Problem details: From the entries below, gather each line containing the word "seed".

'''

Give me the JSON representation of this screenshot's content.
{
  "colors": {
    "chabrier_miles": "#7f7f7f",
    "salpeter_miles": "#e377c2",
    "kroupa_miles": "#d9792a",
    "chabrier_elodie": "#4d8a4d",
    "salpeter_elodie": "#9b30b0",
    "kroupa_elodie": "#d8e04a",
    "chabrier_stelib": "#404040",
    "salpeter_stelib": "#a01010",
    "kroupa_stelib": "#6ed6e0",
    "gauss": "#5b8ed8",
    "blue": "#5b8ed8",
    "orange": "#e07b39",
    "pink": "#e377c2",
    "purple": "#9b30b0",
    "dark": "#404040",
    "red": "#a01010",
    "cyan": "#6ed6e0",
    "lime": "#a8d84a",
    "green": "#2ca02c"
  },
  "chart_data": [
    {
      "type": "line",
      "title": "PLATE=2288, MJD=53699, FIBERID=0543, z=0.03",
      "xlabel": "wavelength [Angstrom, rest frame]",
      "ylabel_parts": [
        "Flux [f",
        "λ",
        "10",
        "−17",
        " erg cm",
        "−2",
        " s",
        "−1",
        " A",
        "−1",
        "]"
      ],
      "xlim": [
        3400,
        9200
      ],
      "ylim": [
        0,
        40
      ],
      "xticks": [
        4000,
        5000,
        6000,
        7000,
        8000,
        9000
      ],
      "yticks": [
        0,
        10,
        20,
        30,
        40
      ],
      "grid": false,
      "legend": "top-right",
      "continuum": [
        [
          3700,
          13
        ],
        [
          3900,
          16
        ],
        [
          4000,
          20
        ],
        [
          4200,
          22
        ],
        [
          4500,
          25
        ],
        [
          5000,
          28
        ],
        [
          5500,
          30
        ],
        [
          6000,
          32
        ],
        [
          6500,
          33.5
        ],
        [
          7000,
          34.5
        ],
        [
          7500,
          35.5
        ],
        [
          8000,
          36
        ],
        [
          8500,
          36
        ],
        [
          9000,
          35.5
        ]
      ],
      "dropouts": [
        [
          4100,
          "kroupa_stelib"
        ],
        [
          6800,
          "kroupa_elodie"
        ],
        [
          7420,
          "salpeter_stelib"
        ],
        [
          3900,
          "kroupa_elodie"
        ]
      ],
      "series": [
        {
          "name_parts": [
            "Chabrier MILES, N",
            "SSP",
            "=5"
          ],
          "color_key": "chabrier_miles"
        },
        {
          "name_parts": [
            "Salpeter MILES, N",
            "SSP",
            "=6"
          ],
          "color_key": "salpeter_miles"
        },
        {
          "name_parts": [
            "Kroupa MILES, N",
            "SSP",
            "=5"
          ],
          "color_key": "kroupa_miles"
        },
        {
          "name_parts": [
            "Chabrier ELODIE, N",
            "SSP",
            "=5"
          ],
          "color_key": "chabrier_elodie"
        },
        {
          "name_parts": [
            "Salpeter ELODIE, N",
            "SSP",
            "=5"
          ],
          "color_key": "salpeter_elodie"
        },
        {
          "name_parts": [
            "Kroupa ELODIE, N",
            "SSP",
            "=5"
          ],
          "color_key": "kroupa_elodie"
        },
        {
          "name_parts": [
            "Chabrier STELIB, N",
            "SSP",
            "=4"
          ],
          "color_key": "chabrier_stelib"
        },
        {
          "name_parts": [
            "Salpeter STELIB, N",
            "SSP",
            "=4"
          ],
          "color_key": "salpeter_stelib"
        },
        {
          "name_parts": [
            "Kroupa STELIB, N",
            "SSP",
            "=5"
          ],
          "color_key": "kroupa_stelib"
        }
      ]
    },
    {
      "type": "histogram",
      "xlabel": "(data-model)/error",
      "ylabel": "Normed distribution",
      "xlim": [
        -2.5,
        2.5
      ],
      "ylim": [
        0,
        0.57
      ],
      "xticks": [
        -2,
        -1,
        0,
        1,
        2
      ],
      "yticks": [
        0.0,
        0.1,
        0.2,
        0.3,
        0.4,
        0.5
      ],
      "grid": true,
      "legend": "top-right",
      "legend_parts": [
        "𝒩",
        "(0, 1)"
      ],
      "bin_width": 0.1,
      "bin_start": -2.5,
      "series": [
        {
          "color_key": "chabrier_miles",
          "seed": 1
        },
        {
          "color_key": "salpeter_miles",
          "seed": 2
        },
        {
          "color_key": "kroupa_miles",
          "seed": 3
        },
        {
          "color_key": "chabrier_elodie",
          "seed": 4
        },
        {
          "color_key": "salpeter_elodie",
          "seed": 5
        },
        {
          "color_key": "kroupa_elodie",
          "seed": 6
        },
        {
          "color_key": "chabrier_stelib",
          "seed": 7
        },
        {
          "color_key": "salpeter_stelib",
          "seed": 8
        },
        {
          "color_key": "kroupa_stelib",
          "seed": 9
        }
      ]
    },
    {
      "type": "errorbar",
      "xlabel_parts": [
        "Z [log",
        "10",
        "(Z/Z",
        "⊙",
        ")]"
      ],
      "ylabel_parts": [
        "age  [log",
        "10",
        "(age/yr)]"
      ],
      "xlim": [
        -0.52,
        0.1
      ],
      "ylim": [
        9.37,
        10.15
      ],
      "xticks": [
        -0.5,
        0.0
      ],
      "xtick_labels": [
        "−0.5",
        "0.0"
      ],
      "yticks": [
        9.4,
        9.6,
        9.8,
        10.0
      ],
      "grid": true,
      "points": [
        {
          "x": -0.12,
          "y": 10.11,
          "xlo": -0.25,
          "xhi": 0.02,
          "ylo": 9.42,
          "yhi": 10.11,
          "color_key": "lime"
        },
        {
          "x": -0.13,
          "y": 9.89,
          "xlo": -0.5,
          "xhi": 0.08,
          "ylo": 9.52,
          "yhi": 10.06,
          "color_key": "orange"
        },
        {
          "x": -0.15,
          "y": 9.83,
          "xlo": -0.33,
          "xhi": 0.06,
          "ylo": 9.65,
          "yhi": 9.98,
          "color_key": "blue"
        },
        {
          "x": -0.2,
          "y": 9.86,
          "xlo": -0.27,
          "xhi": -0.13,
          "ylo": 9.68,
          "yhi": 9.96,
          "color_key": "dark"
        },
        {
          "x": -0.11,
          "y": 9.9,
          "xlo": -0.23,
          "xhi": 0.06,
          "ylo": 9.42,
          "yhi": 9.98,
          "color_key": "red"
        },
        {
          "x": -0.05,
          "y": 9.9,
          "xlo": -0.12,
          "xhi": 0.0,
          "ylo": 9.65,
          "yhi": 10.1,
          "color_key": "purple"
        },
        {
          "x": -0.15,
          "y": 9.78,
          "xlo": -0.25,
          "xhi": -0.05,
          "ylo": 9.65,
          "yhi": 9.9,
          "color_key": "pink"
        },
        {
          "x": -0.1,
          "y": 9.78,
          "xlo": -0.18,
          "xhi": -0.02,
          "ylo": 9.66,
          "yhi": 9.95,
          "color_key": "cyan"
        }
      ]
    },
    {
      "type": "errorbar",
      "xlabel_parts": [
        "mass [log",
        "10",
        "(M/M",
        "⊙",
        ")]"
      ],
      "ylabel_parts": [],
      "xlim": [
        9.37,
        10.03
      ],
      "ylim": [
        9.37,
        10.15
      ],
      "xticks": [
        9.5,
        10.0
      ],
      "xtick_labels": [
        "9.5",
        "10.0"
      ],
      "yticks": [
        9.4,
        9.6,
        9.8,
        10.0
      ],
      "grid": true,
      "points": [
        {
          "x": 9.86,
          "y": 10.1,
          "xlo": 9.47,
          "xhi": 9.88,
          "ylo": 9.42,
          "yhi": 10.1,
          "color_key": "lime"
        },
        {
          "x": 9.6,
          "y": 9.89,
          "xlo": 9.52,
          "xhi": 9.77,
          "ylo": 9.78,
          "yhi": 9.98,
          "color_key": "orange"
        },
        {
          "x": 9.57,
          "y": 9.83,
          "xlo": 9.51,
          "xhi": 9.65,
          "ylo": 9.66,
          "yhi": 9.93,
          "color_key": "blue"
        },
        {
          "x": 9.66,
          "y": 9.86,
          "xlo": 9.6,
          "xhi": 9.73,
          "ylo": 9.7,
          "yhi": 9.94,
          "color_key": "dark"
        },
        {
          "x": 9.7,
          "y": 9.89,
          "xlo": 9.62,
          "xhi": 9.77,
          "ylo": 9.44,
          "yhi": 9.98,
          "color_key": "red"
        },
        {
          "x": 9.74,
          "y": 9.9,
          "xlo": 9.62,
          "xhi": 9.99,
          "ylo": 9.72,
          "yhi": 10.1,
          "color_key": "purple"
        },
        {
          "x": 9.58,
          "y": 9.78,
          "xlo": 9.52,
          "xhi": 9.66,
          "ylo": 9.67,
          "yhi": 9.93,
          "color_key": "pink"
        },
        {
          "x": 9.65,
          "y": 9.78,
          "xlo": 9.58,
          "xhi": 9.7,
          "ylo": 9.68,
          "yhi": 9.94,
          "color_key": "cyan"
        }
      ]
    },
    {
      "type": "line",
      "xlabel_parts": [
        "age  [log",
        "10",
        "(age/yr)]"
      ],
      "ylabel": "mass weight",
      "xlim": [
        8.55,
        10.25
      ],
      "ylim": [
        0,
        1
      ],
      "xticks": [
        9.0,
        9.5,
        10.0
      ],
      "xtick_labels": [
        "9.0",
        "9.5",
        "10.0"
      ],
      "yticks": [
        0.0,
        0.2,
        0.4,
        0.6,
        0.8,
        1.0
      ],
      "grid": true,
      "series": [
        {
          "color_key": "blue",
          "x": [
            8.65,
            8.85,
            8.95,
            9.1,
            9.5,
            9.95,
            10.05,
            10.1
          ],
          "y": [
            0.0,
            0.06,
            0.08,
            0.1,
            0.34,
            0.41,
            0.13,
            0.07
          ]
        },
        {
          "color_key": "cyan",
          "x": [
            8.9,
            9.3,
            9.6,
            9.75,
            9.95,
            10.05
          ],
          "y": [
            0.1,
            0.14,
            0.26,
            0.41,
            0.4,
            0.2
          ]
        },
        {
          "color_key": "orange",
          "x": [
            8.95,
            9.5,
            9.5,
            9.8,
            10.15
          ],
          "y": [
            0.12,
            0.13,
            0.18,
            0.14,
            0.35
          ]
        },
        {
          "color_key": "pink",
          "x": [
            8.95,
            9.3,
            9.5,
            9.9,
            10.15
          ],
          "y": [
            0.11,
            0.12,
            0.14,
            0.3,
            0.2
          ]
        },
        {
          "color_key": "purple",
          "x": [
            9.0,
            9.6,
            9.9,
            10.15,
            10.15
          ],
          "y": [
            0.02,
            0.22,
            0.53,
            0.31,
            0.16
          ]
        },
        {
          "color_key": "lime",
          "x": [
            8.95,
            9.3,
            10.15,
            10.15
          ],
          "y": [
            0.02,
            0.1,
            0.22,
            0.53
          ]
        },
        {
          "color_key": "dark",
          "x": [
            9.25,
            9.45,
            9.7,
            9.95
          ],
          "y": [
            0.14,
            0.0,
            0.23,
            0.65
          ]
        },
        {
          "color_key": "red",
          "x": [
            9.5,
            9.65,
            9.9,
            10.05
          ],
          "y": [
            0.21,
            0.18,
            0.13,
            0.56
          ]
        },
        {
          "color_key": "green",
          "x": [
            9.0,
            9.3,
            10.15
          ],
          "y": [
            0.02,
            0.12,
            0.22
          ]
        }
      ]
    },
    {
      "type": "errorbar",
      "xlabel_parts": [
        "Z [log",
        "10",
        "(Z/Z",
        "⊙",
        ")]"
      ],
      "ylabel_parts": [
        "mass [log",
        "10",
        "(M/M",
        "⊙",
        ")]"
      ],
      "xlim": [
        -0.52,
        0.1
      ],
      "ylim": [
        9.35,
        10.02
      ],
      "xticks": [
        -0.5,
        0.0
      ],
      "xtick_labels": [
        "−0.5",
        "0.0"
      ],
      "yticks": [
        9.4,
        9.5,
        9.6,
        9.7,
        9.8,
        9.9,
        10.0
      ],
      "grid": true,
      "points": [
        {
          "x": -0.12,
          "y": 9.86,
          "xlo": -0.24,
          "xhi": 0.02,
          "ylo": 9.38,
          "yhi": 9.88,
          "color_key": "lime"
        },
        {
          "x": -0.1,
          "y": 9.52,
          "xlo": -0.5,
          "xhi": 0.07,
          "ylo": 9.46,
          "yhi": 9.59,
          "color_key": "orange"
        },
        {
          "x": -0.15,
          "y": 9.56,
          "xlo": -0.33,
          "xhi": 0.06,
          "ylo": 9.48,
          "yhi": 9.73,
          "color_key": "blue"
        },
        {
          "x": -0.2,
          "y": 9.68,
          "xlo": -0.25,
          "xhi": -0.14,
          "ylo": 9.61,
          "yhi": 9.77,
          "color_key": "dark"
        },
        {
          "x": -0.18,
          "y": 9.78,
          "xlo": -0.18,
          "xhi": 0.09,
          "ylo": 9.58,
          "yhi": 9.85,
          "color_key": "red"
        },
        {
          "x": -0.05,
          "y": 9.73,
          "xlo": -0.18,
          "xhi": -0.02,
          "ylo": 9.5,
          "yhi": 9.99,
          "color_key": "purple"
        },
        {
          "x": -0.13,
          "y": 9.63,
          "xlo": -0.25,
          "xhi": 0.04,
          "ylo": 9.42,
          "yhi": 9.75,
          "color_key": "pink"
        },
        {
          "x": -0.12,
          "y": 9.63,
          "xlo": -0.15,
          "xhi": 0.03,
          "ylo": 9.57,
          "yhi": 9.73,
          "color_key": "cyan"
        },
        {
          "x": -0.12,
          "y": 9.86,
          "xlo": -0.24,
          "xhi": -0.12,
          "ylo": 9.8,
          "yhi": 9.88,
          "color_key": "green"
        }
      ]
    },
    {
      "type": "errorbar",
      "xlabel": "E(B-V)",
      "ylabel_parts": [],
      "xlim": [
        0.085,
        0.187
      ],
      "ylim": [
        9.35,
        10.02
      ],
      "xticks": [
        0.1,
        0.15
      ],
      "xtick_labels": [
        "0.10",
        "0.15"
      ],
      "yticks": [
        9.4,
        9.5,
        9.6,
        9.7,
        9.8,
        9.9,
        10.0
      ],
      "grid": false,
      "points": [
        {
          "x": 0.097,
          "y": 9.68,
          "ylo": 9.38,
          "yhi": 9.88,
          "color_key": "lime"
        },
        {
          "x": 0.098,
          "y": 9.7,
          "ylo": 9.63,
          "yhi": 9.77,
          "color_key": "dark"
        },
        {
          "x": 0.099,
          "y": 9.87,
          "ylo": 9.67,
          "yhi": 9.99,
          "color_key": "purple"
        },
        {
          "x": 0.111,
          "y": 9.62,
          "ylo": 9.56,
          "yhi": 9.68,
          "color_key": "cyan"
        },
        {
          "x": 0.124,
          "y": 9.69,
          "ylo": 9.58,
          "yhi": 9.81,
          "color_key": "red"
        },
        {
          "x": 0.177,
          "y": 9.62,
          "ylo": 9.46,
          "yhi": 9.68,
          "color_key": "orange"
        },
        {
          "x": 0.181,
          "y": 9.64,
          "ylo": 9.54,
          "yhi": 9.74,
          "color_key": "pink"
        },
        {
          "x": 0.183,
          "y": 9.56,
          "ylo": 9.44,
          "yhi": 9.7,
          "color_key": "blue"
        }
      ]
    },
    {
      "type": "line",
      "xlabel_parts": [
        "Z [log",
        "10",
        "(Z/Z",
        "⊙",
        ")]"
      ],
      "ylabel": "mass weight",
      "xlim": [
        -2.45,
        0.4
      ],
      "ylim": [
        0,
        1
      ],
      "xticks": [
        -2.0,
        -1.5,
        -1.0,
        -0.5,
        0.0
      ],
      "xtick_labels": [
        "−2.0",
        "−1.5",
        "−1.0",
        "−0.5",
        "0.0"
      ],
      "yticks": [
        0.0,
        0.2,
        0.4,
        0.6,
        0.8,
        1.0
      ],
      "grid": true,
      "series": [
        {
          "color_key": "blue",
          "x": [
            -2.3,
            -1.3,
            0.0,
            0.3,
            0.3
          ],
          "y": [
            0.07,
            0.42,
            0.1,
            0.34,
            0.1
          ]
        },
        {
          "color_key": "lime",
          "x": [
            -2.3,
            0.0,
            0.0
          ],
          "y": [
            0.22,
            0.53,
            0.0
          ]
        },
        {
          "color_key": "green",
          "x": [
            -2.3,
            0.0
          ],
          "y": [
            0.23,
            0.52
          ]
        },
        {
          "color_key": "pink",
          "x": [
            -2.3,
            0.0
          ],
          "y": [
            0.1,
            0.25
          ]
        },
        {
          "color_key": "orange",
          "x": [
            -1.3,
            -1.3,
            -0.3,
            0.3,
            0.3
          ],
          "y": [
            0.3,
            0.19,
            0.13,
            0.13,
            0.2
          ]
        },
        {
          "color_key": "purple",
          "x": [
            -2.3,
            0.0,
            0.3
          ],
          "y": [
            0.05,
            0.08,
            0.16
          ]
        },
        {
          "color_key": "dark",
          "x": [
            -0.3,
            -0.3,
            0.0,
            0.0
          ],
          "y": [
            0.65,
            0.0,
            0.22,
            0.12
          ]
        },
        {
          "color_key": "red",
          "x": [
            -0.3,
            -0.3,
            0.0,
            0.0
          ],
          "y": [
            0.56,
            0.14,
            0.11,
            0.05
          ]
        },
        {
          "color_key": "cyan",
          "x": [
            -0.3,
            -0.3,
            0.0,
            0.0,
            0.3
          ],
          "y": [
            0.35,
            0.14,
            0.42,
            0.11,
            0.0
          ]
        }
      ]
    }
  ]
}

'''

Solved exercise:
          "seed": 1
          "seed": 2
          "seed": 3
          "seed": 4
          "seed": 5
          "seed": 6
          "seed": 7
          "seed": 8
          "seed": 9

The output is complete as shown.